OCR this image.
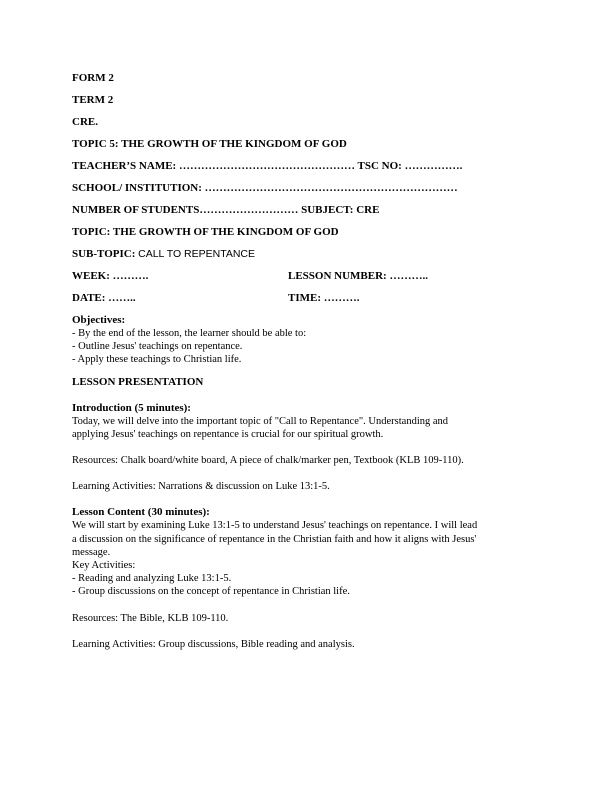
FORM 2
TERM 2
CRE.
TOPIC 5: THE GROWTH OF THE KINGDOM OF GOD
TEACHER’S NAME: ………………………………………… TSC NO: …………….
SCHOOL/ INSTITUTION: ……………………………………………………………
NUMBER OF STUDENTS……………………… SUBJECT: CRE
TOPIC: THE GROWTH OF THE KINGDOM OF GOD
SUB-TOPIC: CALL TO REPENTANCE
WEEK: ……….	LESSON NUMBER: ………..
DATE: ……..	TIME: ……….
Objectives:
- By the end of the lesson, the learner should be able to:
- Outline Jesus' teachings on repentance.
- Apply these teachings to Christian life.
LESSON PRESENTATION
Introduction (5 minutes):
Today, we will delve into the important topic of "Call to Repentance". Understanding and
applying Jesus' teachings on repentance is crucial for our spiritual growth.
Resources: Chalk board/white board, A piece of chalk/marker pen, Textbook (KLB 109-110).
Learning Activities: Narrations & discussion on Luke 13:1-5.
Lesson Content (30 minutes):
We will start by examining Luke 13:1-5 to understand Jesus' teachings on repentance. I will lead
a discussion on the significance of repentance in the Christian faith and how it aligns with Jesus'
message.
Key Activities:
- Reading and analyzing Luke 13:1-5.
- Group discussions on the concept of repentance in Christian life.
Resources: The Bible, KLB 109-110.
Learning Activities: Group discussions, Bible reading and analysis.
^^^^^^^^^^^^^^^^
**Exercise requirements:** Above are records to transcribe exactly; leave their pictures out.

**Result of the exercise:**
OCR this image.
FORM 2
TERM 2
CRE.
TOPIC 5: THE GROWTH OF THE KINGDOM OF GOD
TEACHER’S NAME: ………………………………………… TSC NO: …………….
SCHOOL/ INSTITUTION: ……………………………………………………………
NUMBER OF STUDENTS……………………… SUBJECT: CRE
TOPIC: THE GROWTH OF THE KINGDOM OF GOD
SUB-TOPIC: CALL TO REPENTANCE
WEEK: ……….	LESSON NUMBER: ………..
DATE: ……..	TIME: ……….
Objectives:
- By the end of the lesson, the learner should be able to:
- Outline Jesus' teachings on repentance.
- Apply these teachings to Christian life.
LESSON PRESENTATION
Introduction (5 minutes):
Today, we will delve into the important topic of "Call to Repentance". Understanding and
applying Jesus' teachings on repentance is crucial for our spiritual growth.
Resources: Chalk board/white board, A piece of chalk/marker pen, Textbook (KLB 109-110).
Learning Activities: Narrations & discussion on Luke 13:1-5.
Lesson Content (30 minutes):
We will start by examining Luke 13:1-5 to understand Jesus' teachings on repentance. I will lead
a discussion on the significance of repentance in the Christian faith and how it aligns with Jesus'
message.
Key Activities:
- Reading and analyzing Luke 13:1-5.
- Group discussions on the concept of repentance in Christian life.
Resources: The Bible, KLB 109-110.
Learning Activities: Group discussions, Bible reading and analysis.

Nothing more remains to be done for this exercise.